____ SOURCE RECORDS

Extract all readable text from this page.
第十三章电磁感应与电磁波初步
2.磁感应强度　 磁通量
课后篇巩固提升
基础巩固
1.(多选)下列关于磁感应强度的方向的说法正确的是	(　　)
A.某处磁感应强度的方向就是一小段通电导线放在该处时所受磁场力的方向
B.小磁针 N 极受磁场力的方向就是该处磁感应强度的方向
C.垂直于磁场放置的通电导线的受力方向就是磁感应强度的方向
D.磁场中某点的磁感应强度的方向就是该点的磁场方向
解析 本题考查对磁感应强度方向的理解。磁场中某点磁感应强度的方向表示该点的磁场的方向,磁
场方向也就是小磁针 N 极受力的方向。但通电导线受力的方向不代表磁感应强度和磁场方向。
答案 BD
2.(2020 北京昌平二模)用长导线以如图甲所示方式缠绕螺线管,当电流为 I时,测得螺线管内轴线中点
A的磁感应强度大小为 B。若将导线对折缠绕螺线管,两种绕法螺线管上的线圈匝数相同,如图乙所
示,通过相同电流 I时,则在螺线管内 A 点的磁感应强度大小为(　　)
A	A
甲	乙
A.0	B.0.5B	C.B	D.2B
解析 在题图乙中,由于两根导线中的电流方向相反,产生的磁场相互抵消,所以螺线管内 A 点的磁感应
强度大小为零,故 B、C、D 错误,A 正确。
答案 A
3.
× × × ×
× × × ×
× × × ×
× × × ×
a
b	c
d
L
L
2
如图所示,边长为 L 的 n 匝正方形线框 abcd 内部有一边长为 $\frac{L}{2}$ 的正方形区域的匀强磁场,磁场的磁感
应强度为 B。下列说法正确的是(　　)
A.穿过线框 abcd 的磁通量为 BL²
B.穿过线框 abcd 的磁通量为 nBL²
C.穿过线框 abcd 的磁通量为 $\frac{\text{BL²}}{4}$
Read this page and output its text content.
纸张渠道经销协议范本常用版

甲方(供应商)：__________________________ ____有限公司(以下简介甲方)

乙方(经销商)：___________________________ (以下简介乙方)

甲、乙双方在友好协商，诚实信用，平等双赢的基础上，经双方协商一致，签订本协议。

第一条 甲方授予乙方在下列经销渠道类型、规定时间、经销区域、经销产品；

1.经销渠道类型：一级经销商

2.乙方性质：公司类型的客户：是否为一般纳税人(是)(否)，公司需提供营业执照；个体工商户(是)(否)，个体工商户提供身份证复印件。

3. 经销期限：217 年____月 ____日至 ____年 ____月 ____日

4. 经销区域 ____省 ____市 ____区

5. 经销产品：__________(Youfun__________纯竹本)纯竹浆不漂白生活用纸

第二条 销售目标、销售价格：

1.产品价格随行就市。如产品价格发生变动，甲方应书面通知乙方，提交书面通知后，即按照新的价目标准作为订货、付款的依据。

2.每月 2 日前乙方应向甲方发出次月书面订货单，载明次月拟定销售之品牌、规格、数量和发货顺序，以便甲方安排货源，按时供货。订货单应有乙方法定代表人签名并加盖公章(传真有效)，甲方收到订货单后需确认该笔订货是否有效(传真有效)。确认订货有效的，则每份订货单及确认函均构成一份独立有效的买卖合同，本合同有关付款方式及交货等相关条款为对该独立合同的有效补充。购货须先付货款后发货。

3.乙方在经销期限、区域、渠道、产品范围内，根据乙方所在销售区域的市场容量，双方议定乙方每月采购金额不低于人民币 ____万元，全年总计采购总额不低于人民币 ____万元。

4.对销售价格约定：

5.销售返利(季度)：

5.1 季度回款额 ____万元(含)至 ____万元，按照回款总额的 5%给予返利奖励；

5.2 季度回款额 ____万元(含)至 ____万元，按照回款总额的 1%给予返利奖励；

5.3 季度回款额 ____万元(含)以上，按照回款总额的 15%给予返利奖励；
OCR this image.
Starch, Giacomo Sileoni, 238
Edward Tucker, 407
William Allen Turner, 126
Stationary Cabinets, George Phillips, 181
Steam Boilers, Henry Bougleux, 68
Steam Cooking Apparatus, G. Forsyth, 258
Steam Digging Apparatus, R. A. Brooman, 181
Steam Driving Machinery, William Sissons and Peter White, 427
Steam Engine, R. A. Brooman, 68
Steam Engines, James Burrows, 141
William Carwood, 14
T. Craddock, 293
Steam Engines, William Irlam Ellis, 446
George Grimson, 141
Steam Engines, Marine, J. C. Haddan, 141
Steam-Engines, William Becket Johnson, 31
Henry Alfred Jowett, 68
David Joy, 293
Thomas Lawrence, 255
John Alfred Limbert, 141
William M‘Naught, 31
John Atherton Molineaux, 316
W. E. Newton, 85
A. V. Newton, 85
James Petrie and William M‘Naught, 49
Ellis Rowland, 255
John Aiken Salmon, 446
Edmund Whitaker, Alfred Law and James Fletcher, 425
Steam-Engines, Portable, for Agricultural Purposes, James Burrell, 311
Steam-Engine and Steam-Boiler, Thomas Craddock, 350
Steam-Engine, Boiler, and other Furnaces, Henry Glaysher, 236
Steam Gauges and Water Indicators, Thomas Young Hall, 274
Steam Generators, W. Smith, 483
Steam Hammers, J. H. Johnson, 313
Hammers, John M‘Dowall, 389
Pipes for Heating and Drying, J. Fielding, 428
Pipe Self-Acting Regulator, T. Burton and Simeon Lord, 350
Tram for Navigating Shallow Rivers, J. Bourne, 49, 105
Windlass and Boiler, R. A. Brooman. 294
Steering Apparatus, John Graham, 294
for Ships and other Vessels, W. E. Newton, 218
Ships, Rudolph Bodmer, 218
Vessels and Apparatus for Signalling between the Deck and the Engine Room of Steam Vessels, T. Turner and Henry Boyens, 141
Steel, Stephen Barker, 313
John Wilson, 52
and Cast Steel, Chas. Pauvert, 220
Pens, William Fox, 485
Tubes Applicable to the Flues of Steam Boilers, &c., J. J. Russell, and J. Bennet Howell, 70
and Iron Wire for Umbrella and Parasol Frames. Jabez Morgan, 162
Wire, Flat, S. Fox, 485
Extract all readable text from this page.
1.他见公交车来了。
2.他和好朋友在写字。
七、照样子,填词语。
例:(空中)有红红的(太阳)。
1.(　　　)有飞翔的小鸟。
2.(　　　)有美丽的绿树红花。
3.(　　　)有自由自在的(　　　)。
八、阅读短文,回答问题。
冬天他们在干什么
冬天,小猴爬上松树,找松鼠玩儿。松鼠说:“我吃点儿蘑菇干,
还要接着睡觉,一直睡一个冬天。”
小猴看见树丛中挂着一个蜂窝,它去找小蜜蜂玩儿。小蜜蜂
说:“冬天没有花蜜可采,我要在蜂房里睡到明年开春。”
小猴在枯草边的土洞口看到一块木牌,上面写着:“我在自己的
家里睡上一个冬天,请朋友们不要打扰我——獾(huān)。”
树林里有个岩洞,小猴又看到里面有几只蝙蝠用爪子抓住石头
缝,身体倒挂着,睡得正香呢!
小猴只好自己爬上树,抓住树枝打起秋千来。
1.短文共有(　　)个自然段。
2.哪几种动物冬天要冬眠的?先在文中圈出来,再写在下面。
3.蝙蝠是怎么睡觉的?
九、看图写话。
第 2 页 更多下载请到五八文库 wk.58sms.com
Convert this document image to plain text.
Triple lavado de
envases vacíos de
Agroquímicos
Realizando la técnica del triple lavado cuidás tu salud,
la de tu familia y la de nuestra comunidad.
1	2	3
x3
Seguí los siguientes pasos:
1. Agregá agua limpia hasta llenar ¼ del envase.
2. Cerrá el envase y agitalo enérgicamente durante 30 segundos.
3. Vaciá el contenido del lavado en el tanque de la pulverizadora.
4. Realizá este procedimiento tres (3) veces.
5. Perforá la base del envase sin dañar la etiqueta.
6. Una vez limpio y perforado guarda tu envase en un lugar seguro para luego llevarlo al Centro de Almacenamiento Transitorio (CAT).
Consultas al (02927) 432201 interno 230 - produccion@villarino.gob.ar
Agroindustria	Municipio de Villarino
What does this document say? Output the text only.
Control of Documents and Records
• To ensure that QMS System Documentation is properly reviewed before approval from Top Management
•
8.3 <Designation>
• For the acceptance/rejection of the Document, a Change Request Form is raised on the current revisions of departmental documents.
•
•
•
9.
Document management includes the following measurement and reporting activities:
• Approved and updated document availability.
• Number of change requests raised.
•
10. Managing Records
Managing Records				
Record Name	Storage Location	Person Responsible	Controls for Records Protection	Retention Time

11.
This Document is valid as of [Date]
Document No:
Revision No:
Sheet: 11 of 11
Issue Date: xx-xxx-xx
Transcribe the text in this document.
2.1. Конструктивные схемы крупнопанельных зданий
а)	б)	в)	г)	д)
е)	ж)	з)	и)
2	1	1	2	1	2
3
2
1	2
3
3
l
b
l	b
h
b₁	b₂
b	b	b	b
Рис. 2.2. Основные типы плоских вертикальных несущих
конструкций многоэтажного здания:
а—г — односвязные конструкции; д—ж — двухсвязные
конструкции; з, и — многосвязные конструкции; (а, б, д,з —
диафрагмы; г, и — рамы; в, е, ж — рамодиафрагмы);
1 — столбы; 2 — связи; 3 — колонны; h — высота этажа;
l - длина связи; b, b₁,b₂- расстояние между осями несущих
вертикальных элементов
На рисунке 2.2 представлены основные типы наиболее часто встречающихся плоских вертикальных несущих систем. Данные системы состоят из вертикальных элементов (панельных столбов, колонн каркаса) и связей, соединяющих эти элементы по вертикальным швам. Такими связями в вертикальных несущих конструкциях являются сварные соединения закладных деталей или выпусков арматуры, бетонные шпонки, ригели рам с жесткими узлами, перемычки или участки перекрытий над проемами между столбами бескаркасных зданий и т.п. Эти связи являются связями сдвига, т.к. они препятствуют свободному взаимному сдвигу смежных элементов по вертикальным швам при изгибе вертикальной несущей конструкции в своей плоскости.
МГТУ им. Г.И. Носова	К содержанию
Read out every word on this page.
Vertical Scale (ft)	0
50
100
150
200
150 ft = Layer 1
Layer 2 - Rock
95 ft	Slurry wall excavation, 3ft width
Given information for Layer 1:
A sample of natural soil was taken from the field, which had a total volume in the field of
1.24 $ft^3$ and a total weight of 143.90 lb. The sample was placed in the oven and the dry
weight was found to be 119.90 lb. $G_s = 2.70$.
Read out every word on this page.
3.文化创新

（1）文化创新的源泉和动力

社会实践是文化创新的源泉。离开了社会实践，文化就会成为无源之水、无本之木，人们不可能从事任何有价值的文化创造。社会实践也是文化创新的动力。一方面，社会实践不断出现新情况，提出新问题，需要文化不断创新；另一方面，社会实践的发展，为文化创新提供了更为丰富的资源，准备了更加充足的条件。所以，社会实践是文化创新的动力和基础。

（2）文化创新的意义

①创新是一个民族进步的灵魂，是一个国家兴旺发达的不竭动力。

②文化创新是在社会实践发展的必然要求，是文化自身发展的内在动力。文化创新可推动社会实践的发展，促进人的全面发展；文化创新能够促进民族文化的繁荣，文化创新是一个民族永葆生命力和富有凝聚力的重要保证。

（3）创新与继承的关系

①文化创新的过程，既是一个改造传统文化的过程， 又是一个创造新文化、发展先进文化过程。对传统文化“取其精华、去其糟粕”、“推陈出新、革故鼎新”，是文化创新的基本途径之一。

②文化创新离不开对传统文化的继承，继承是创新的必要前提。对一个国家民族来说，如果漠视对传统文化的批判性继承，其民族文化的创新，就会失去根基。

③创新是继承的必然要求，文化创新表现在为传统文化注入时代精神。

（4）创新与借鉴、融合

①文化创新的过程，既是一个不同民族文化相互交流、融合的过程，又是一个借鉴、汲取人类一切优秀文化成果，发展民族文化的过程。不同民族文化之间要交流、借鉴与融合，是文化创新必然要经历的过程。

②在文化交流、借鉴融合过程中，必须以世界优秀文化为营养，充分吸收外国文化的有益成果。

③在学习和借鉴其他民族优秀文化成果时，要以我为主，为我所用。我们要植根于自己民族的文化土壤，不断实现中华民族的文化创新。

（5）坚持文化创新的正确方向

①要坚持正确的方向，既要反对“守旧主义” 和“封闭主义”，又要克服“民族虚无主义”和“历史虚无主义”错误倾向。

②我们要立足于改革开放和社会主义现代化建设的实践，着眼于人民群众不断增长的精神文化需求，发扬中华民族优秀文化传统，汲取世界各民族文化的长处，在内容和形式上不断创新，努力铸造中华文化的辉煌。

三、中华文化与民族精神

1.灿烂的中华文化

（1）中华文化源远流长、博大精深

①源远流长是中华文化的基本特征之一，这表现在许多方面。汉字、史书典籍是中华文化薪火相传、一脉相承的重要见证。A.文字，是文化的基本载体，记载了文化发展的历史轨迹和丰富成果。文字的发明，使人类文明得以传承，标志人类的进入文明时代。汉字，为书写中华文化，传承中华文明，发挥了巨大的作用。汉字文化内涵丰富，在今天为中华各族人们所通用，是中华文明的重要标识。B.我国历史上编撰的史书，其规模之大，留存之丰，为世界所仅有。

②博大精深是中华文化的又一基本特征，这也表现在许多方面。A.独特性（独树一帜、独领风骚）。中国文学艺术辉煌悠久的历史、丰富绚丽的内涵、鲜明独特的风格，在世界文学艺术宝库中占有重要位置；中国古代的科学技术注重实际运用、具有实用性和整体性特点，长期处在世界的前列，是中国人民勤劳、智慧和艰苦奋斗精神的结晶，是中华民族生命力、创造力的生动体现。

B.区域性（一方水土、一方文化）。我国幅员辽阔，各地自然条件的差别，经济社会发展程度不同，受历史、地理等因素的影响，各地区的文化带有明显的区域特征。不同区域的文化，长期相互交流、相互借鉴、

________

Pick out lines containing the word "конструкции", each one as written.

**RESPONSE TO THIS TASK**
а—г — односвязные конструкции; д—ж — двухсвязные
конструкции; з, и — многосвязные конструкции; (а, б, д,з —
На рисунке 2.2 представлены основные типы наиболее часто встречающихся плоских вертикальных несущих систем. Данные системы состоят из вертикальных элементов (панельных столбов, колонн каркаса) и связей, соединяющих эти элементы по вертикальным швам. Такими связями в вертикальных несущих конструкциях являются сварные соединения закладных деталей или выпусков арматуры, бетонные шпонки, ригели рам с жесткими узлами, перемычки или участки перекрытий над проемами между столбами бескаркасных зданий и т.п. Эти связи являются связями сдвига, т.к. они препятствуют свободному взаимному сдвигу смежных элементов по вертикальным швам при изгибе вертикальной несущей конструкции в своей плоскости.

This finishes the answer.